## Task to carry out
Search the material and gather each line with "езды" in it.

-- start Stored data --

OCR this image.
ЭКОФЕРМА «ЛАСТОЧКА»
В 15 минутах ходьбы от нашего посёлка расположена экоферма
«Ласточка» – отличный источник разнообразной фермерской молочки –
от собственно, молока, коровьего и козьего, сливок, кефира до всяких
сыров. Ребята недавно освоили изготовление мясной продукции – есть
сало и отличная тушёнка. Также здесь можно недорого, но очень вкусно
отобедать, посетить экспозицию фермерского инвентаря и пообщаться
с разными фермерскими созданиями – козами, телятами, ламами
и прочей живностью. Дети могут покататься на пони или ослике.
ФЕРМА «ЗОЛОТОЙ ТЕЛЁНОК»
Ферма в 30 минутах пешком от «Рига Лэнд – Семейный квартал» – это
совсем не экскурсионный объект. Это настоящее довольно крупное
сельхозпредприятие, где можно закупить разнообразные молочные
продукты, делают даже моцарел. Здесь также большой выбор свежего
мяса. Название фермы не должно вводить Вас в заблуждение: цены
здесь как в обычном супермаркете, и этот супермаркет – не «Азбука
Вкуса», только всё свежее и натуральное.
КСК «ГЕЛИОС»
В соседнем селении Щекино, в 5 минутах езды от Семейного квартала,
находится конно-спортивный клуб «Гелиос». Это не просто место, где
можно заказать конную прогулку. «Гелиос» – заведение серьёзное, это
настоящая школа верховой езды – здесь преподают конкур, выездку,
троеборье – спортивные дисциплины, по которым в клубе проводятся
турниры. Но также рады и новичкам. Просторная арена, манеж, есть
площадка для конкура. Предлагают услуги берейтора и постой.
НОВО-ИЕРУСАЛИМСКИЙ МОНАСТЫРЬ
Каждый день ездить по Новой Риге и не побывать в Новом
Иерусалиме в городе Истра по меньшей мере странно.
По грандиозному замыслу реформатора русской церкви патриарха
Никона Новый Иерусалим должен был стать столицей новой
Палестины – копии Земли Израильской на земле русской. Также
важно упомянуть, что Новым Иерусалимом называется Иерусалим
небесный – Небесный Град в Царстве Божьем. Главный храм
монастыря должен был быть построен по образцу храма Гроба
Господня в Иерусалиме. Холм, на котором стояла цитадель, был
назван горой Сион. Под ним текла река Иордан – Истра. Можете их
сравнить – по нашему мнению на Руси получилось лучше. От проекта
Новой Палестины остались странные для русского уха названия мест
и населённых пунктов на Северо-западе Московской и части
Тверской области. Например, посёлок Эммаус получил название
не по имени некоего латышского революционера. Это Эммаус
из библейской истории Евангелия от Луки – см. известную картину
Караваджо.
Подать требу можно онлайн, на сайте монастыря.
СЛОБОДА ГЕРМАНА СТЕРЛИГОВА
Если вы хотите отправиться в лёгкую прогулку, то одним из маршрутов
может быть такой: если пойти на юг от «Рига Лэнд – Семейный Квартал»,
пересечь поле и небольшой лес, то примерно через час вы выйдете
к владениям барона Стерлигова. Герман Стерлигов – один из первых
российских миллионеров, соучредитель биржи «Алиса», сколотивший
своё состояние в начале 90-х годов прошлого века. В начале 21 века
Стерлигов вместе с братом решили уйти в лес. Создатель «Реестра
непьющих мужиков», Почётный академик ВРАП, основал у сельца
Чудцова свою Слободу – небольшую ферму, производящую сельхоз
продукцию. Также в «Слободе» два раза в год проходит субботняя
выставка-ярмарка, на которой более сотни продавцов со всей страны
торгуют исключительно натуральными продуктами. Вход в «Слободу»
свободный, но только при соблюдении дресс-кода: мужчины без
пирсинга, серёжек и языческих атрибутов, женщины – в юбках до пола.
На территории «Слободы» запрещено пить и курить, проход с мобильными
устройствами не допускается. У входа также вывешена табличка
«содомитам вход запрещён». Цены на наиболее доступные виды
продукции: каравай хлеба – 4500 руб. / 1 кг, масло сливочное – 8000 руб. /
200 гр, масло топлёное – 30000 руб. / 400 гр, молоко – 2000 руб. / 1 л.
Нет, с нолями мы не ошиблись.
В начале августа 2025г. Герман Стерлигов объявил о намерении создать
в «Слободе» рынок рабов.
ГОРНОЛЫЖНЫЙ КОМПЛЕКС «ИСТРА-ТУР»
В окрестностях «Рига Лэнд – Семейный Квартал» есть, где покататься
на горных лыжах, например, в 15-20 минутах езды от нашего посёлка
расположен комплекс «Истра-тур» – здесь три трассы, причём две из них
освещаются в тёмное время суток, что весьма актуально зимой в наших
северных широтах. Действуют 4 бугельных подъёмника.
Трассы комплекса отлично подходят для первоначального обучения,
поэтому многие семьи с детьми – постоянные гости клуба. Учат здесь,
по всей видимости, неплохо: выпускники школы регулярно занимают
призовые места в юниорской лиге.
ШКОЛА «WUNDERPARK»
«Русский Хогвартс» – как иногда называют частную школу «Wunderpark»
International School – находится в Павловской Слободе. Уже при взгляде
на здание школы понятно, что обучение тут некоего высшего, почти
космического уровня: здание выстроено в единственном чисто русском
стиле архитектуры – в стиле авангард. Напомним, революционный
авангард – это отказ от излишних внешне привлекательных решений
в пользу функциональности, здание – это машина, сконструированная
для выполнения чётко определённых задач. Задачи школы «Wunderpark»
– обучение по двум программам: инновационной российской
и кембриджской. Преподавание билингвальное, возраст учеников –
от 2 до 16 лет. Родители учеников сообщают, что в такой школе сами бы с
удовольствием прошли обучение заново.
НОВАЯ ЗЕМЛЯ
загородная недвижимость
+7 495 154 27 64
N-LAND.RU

-- end Stored data --

## Solution below
В соседнем селении Щекино, в 5 минутах езды от Семейного квартала,
настоящая школа верховой езды – здесь преподают конкур, выездку,
на горных лыжах, например, в 15-20 минутах езды от нашего посёлка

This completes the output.